↓↓↓
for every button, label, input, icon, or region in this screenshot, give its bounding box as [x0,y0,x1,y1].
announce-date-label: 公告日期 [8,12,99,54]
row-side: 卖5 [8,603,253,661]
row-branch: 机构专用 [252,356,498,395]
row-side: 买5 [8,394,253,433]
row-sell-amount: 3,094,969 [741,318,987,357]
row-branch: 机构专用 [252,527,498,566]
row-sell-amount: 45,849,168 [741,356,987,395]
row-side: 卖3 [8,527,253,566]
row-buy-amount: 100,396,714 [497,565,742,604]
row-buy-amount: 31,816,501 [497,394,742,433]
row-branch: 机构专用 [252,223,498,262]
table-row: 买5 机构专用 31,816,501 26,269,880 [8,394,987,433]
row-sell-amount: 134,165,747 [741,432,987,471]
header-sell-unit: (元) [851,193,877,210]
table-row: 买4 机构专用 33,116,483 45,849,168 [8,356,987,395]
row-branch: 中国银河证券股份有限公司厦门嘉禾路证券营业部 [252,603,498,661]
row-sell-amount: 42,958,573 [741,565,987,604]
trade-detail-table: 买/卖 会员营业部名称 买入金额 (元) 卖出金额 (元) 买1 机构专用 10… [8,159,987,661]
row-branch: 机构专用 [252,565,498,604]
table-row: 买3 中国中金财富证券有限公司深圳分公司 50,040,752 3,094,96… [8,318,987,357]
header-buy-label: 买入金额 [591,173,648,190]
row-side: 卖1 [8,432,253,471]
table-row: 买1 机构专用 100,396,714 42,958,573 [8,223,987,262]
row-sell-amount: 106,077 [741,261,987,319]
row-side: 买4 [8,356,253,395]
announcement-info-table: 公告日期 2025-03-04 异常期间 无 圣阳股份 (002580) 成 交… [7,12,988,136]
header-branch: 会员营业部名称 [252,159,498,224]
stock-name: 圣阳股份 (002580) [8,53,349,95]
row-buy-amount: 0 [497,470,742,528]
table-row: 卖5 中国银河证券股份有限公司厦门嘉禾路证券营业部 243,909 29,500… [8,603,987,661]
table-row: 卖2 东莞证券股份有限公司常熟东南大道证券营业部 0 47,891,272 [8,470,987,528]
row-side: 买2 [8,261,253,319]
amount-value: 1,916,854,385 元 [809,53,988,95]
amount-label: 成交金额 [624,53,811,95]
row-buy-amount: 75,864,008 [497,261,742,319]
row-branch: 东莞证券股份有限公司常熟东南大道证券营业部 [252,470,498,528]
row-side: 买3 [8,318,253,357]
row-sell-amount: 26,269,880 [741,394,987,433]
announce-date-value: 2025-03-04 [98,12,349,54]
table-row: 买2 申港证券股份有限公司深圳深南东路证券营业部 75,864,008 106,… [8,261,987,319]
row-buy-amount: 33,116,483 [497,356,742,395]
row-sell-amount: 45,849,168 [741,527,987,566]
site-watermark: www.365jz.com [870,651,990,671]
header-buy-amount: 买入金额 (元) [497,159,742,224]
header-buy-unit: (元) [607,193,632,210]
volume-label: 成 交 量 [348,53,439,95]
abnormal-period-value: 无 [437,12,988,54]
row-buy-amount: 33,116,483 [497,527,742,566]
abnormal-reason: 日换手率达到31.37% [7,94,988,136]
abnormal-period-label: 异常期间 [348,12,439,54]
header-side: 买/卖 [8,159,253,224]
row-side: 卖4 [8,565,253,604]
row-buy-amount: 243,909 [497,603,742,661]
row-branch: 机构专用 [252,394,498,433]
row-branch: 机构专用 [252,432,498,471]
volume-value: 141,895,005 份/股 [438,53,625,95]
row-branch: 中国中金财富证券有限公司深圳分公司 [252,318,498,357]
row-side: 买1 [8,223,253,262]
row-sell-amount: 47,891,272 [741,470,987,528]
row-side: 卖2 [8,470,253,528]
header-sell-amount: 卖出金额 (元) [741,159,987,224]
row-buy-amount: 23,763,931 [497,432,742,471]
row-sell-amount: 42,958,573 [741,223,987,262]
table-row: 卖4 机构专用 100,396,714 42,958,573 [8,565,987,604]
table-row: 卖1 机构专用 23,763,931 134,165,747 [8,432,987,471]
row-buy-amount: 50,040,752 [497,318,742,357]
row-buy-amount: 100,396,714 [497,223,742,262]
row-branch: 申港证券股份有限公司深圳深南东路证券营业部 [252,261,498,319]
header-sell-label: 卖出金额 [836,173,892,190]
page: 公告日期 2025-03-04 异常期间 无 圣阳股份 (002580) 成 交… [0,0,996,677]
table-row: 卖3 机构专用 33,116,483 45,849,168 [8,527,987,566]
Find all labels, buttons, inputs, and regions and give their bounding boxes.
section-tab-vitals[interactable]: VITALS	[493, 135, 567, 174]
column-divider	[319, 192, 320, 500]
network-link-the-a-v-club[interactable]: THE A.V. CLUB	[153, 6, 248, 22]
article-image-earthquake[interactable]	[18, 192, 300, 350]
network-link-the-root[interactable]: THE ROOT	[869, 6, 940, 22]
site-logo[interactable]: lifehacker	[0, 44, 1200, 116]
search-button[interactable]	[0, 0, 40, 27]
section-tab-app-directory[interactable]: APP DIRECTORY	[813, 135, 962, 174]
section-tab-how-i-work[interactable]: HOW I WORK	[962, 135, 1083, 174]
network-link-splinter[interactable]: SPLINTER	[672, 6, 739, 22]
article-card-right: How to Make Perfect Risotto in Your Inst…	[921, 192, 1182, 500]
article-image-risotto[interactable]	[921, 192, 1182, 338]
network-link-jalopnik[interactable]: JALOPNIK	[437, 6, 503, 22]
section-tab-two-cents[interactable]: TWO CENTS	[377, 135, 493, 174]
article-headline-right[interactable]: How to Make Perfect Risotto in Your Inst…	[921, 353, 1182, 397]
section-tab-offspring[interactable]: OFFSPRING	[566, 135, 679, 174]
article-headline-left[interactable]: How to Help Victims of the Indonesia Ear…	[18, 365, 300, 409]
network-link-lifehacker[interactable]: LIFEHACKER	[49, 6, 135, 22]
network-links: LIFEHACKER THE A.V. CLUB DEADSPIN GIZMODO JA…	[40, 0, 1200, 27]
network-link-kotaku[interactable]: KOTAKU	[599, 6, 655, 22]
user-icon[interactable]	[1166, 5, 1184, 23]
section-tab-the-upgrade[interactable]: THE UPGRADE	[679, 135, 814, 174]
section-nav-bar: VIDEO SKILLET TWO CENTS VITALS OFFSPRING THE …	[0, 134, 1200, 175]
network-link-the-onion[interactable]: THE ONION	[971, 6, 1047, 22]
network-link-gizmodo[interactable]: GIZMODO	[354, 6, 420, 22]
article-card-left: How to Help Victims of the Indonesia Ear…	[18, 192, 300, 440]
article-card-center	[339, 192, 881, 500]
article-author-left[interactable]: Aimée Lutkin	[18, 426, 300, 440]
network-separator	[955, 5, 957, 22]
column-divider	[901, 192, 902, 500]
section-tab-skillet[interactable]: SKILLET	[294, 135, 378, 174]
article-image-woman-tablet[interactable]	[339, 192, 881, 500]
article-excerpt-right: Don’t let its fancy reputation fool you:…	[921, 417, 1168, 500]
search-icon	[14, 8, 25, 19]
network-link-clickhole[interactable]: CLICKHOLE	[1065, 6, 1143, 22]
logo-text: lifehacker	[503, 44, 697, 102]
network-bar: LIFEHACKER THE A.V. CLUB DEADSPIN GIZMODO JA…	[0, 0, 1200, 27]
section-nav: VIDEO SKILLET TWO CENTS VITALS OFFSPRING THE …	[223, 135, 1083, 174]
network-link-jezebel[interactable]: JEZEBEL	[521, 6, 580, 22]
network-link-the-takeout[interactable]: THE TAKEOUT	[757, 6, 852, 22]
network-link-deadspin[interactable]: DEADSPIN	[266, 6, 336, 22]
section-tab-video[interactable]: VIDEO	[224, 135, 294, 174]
↑↑↑
## Arbeitsauftrag:
Geben Sie die Einträge vom ersten bis einschließlich der Zeile mit "row-branch: 机构专用 [252,223,498,262]" erneut aus und setzen Sie dabei "row-direction" an die Stelle von "row-side". Alles Übrige bleibt unverändert.

## Lösung:
for every button, label, input, icon, or region in this screenshot, give its bounding box as [x0,y0,x1,y1].
announce-date-label: 公告日期 [8,12,99,54]
row-direction: 卖5 [8,603,253,661]
row-branch: 机构专用 [252,356,498,395]
row-direction: 买5 [8,394,253,433]
row-sell-amount: 3,094,969 [741,318,987,357]
row-branch: 机构专用 [252,527,498,566]
row-sell-amount: 45,849,168 [741,356,987,395]
row-direction: 卖3 [8,527,253,566]
row-buy-amount: 100,396,714 [497,565,742,604]
row-buy-amount: 31,816,501 [497,394,742,433]
row-branch: 机构专用 [252,223,498,262]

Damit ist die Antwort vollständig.